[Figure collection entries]

┄┄┄┄┄┄┄┄┄┄┄┄┄┄┄┄┄┄┄┄

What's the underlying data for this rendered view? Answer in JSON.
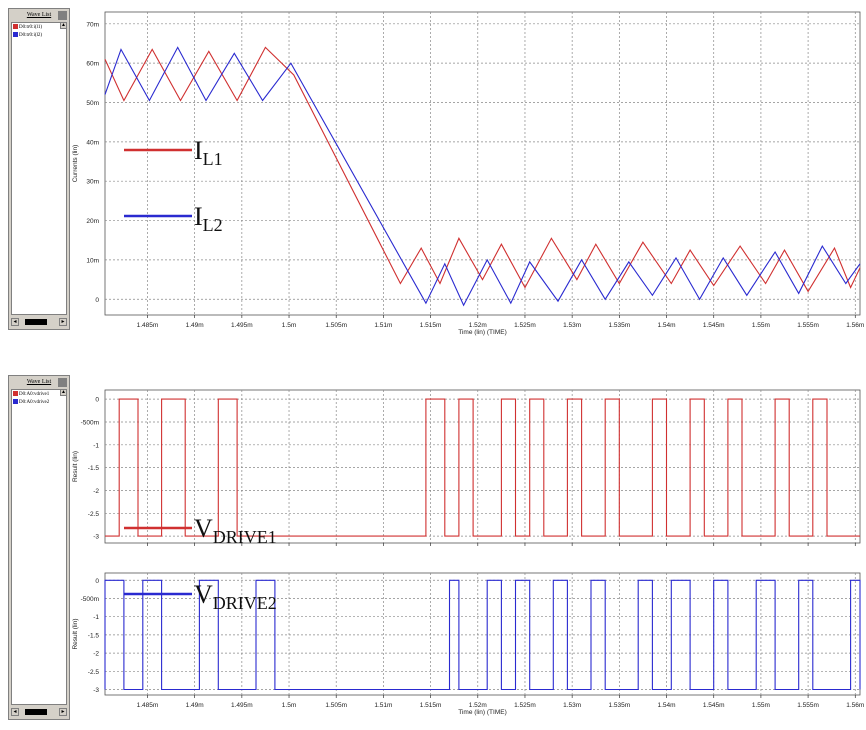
{
  "panels": [
    {
      "title": "Wave List",
      "items": [
        {
          "label": "D0:tr0:i(l1)",
          "color": "#d03030"
        },
        {
          "label": "D0:tr0:i(l2)",
          "color": "#2a2ad0"
        }
      ]
    },
    {
      "title": "Wave List",
      "items": [
        {
          "label": "D0:A0:vdrive1",
          "color": "#d03030"
        },
        {
          "label": "D0:A0:vdrive2",
          "color": "#2a2ad0"
        }
      ]
    }
  ],
  "xaxis": {
    "title": "Time (lin) (TIME)",
    "ticks": [
      1.485,
      1.49,
      1.495,
      1.5,
      1.505,
      1.51,
      1.515,
      1.52,
      1.525,
      1.53,
      1.535,
      1.54,
      1.545,
      1.55,
      1.555,
      1.56
    ],
    "tick_labels": [
      "1.485m",
      "1.49m",
      "1.495m",
      "1.5m",
      "1.505m",
      "1.51m",
      "1.515m",
      "1.52m",
      "1.525m",
      "1.53m",
      "1.535m",
      "1.54m",
      "1.545m",
      "1.55m",
      "1.555m",
      "1.56m"
    ],
    "range": [
      1.4805,
      1.5605
    ]
  },
  "chart_data": [
    {
      "type": "line",
      "ylabel": "Currents (lin)",
      "yticks": [
        0,
        10,
        20,
        30,
        40,
        50,
        60,
        70
      ],
      "ytick_labels": [
        "0",
        "10m",
        "20m",
        "30m",
        "40m",
        "50m",
        "60m",
        "70m"
      ],
      "ylim": [
        -4,
        73
      ],
      "grid": true,
      "legend": [
        {
          "label": "I",
          "sub": "L1",
          "color": "#d03030"
        },
        {
          "label": "I",
          "sub": "L2",
          "color": "#2a2ad0"
        }
      ],
      "series": [
        {
          "color": "#d03030",
          "points": [
            [
              1.4805,
              61
            ],
            [
              1.4825,
              50.5
            ],
            [
              1.4855,
              63.5
            ],
            [
              1.4885,
              50.5
            ],
            [
              1.4915,
              63
            ],
            [
              1.4945,
              50.5
            ],
            [
              1.4975,
              64
            ],
            [
              1.5005,
              57
            ],
            [
              1.5118,
              4
            ],
            [
              1.514,
              13
            ],
            [
              1.516,
              4
            ],
            [
              1.518,
              15.5
            ],
            [
              1.5205,
              5
            ],
            [
              1.5225,
              14
            ],
            [
              1.525,
              3
            ],
            [
              1.5278,
              15.5
            ],
            [
              1.5305,
              5
            ],
            [
              1.5325,
              14
            ],
            [
              1.535,
              4
            ],
            [
              1.5375,
              14.5
            ],
            [
              1.5405,
              4
            ],
            [
              1.5425,
              12.5
            ],
            [
              1.545,
              3.5
            ],
            [
              1.5478,
              13.5
            ],
            [
              1.5505,
              4
            ],
            [
              1.5525,
              12.5
            ],
            [
              1.555,
              2
            ],
            [
              1.5578,
              13
            ],
            [
              1.5595,
              3
            ],
            [
              1.5605,
              8
            ]
          ]
        },
        {
          "color": "#2a2ad0",
          "points": [
            [
              1.4805,
              52
            ],
            [
              1.4822,
              63.5
            ],
            [
              1.4852,
              50.5
            ],
            [
              1.4882,
              64
            ],
            [
              1.4912,
              50.5
            ],
            [
              1.4942,
              62.5
            ],
            [
              1.4972,
              50.5
            ],
            [
              1.5002,
              60
            ],
            [
              1.5145,
              -1
            ],
            [
              1.5165,
              9
            ],
            [
              1.5185,
              -1.5
            ],
            [
              1.521,
              10
            ],
            [
              1.5235,
              -1
            ],
            [
              1.5255,
              9.5
            ],
            [
              1.5285,
              -0.5
            ],
            [
              1.531,
              10
            ],
            [
              1.5335,
              0
            ],
            [
              1.536,
              9.5
            ],
            [
              1.5385,
              1
            ],
            [
              1.541,
              10.5
            ],
            [
              1.5435,
              0
            ],
            [
              1.546,
              10.5
            ],
            [
              1.5485,
              1
            ],
            [
              1.5515,
              12
            ],
            [
              1.554,
              1.5
            ],
            [
              1.5565,
              13.5
            ],
            [
              1.559,
              4
            ],
            [
              1.5605,
              9
            ]
          ]
        }
      ]
    },
    {
      "type": "line",
      "ylabel": "Result (lin)",
      "yticks": [
        0,
        -0.5,
        -1,
        -1.5,
        -2,
        -2.5,
        -3
      ],
      "ytick_labels": [
        "0",
        "-500m",
        "-1",
        "-1.5",
        "-2",
        "-2.5",
        "-3"
      ],
      "ylim": [
        -3.15,
        0.2
      ],
      "grid": true,
      "legend": [
        {
          "label": "V",
          "sub": "DRIVE1",
          "color": "#d03030"
        }
      ],
      "series": [
        {
          "color": "#d03030",
          "high": 0,
          "low": -3,
          "pulses": [
            [
              1.482,
              1.484
            ],
            [
              1.4865,
              1.489
            ],
            [
              1.4925,
              1.4945
            ],
            [
              1.5145,
              1.5165
            ],
            [
              1.518,
              1.5195
            ],
            [
              1.5225,
              1.524
            ],
            [
              1.5255,
              1.527
            ],
            [
              1.5295,
              1.531
            ],
            [
              1.5335,
              1.535
            ],
            [
              1.5385,
              1.54
            ],
            [
              1.5425,
              1.544
            ],
            [
              1.5465,
              1.548
            ],
            [
              1.5515,
              1.553
            ],
            [
              1.5555,
              1.557
            ]
          ]
        }
      ]
    },
    {
      "type": "line",
      "ylabel": "Result (lin)",
      "yticks": [
        0,
        -0.5,
        -1,
        -1.5,
        -2,
        -2.5,
        -3
      ],
      "ytick_labels": [
        "0",
        "-500m",
        "-1",
        "-1.5",
        "-2",
        "-2.5",
        "-3"
      ],
      "ylim": [
        -3.15,
        0.2
      ],
      "grid": true,
      "legend": [
        {
          "label": "V",
          "sub": "DRIVE2",
          "color": "#2a2ad0"
        }
      ],
      "series": [
        {
          "color": "#2a2ad0",
          "high": 0,
          "low": -3,
          "pulses": [
            [
              1.4805,
              1.4825
            ],
            [
              1.4845,
              1.4865
            ],
            [
              1.4905,
              1.4925
            ],
            [
              1.4965,
              1.4985
            ],
            [
              1.517,
              1.518
            ],
            [
              1.521,
              1.5225
            ],
            [
              1.524,
              1.5255
            ],
            [
              1.528,
              1.5295
            ],
            [
              1.532,
              1.5335
            ],
            [
              1.537,
              1.5385
            ],
            [
              1.5405,
              1.5425
            ],
            [
              1.545,
              1.5465
            ],
            [
              1.5495,
              1.5515
            ],
            [
              1.554,
              1.5555
            ],
            [
              1.5595,
              1.5605
            ]
          ]
        }
      ]
    }
  ]
}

┄┄┄┄┄┄┄┄┄┄┄┄┄┄┄┄┄┄┄┄

REQUIRED TASK:
Return the material word for word. Pictures are not part of the copy.

CORRECT RESPONSE:
What's the underlying data for this rendered view? Answer in JSON.
{
  "panels": [
    {
      "title": "Wave List",
      "items": [
        {
          "label": "D0:tr0:i(l1)",
          "color": "#d03030"
        },
        {
          "label": "D0:tr0:i(l2)",
          "color": "#2a2ad0"
        }
      ]
    },
    {
      "title": "Wave List",
      "items": [
        {
          "label": "D0:A0:vdrive1",
          "color": "#d03030"
        },
        {
          "label": "D0:A0:vdrive2",
          "color": "#2a2ad0"
        }
      ]
    }
  ],
  "xaxis": {
    "title": "Time (lin) (TIME)",
    "ticks": [
      1.485,
      1.49,
      1.495,
      1.5,
      1.505,
      1.51,
      1.515,
      1.52,
      1.525,
      1.53,
      1.535,
      1.54,
      1.545,
      1.55,
      1.555,
      1.56
    ],
    "tick_labels": [
      "1.485m",
      "1.49m",
      "1.495m",
      "1.5m",
      "1.505m",
      "1.51m",
      "1.515m",
      "1.52m",
      "1.525m",
      "1.53m",
      "1.535m",
      "1.54m",
      "1.545m",
      "1.55m",
      "1.555m",
      "1.56m"
    ],
    "range": [
      1.4805,
      1.5605
    ]
  },
  "chart_data": [
    {
      "type": "line",
      "ylabel": "Currents (lin)",
      "yticks": [
        0,
        10,
        20,
        30,
        40,
        50,
        60,
        70
      ],
      "ytick_labels": [
        "0",
        "10m",
        "20m",
        "30m",
        "40m",
        "50m",
        "60m",
        "70m"
      ],
      "ylim": [
        -4,
        73
      ],
      "grid": true,
      "legend": [
        {
          "label": "I",
          "sub": "L1",
          "color": "#d03030"
        },
        {
          "label": "I",
          "sub": "L2",
          "color": "#2a2ad0"
        }
      ],
      "series": [
        {
          "color": "#d03030",
          "points": [
            [
              1.4805,
              61
            ],
            [
              1.4825,
              50.5
            ],
            [
              1.4855,
              63.5
            ],
            [
              1.4885,
              50.5
            ],
            [
              1.4915,
              63
            ],
            [
              1.4945,
              50.5
            ],
            [
              1.4975,
              64
            ],
            [
              1.5005,
              57
            ],
            [
              1.5118,
              4
            ],
            [
              1.514,
              13
            ],
            [
              1.516,
              4
            ],
            [
              1.518,
              15.5
            ],
            [
              1.5205,
              5
            ],
            [
              1.5225,
              14
            ],
            [
              1.525,
              3
            ],
            [
              1.5278,
              15.5
            ],
            [
              1.5305,
              5
            ],
            [
              1.5325,
              14
            ],
            [
              1.535,
              4
            ],
            [
              1.5375,
              14.5
            ],
            [
              1.5405,
              4
            ],
            [
              1.5425,
              12.5
            ],
            [
              1.545,
              3.5
            ],
            [
              1.5478,
              13.5
            ],
            [
              1.5505,
              4
            ],
            [
              1.5525,
              12.5
            ],
            [
              1.555,
              2
            ],
            [
              1.5578,
              13
            ],
            [
              1.5595,
              3
            ],
            [
              1.5605,
              8
            ]
          ]
        },
        {
          "color": "#2a2ad0",
          "points": [
            [
              1.4805,
              52
            ],
            [
              1.4822,
              63.5
            ],
            [
              1.4852,
              50.5
            ],
            [
              1.4882,
              64
            ],
            [
              1.4912,
              50.5
            ],
            [
              1.4942,
              62.5
            ],
            [
              1.4972,
              50.5
            ],
            [
              1.5002,
              60
            ],
            [
              1.5145,
              -1
            ],
            [
              1.5165,
              9
            ],
            [
              1.5185,
              -1.5
            ],
            [
              1.521,
              10
            ],
            [
              1.5235,
              -1
            ],
            [
              1.5255,
              9.5
            ],
            [
              1.5285,
              -0.5
            ],
            [
              1.531,
              10
            ],
            [
              1.5335,
              0
            ],
            [
              1.536,
              9.5
            ],
            [
              1.5385,
              1
            ],
            [
              1.541,
              10.5
            ],
            [
              1.5435,
              0
            ],
            [
              1.546,
              10.5
            ],
            [
              1.5485,
              1
            ],
            [
              1.5515,
              12
            ],
            [
              1.554,
              1.5
            ],
            [
              1.5565,
              13.5
            ],
            [
              1.559,
              4
            ],
            [
              1.5605,
              9
            ]
          ]
        }
      ]
    },
    {
      "type": "line",
      "ylabel": "Result (lin)",
      "yticks": [
        0,
        -0.5,
        -1,
        -1.5,
        -2,
        -2.5,
        -3
      ],
      "ytick_labels": [
        "0",
        "-500m",
        "-1",
        "-1.5",
        "-2",
        "-2.5",
        "-3"
      ],
      "ylim": [
        -3.15,
        0.2
      ],
      "grid": true,
      "legend": [
        {
          "label": "V",
          "sub": "DRIVE1",
          "color": "#d03030"
        }
      ],
      "series": [
        {
          "color": "#d03030",
          "high": 0,
          "low": -3,
          "pulses": [
            [
              1.482,
              1.484
            ],
            [
              1.4865,
              1.489
            ],
            [
              1.4925,
              1.4945
            ],
            [
              1.5145,
              1.5165
            ],
            [
              1.518,
              1.5195
            ],
            [
              1.5225,
              1.524
            ],
            [
              1.5255,
              1.527
            ],
            [
              1.5295,
              1.531
            ],
            [
              1.5335,
              1.535
            ],
            [
              1.5385,
              1.54
            ],
            [
              1.5425,
              1.544
            ],
            [
              1.5465,
              1.548
            ],
            [
              1.5515,
              1.553
            ],
            [
              1.5555,
              1.557
            ]
          ]
        }
      ]
    },
    {
      "type": "line",
      "ylabel": "Result (lin)",
      "yticks": [
        0,
        -0.5,
        -1,
        -1.5,
        -2,
        -2.5,
        -3
      ],
      "ytick_labels": [
        "0",
        "-500m",
        "-1",
        "-1.5",
        "-2",
        "-2.5",
        "-3"
      ],
      "ylim": [
        -3.15,
        0.2
      ],
      "grid": true,
      "legend": [
        {
          "label": "V",
          "sub": "DRIVE2",
          "color": "#2a2ad0"
        }
      ],
      "series": [
        {
          "color": "#2a2ad0",
          "high": 0,
          "low": -3,
          "pulses": [
            [
              1.4805,
              1.4825
            ],
            [
              1.4845,
              1.4865
            ],
            [
              1.4905,
              1.4925
            ],
            [
              1.4965,
              1.4985
            ],
            [
              1.517,
              1.518
            ],
            [
              1.521,
              1.5225
            ],
            [
              1.524,
              1.5255
            ],
            [
              1.528,
              1.5295
            ],
            [
              1.532,
              1.5335
            ],
            [
              1.537,
              1.5385
            ],
            [
              1.5405,
              1.5425
            ],
            [
              1.545,
              1.5465
            ],
            [
              1.5495,
              1.5515
            ],
            [
              1.554,
              1.5555
            ],
            [
              1.5595,
              1.5605
            ]
          ]
        }
      ]
    }
  ]
}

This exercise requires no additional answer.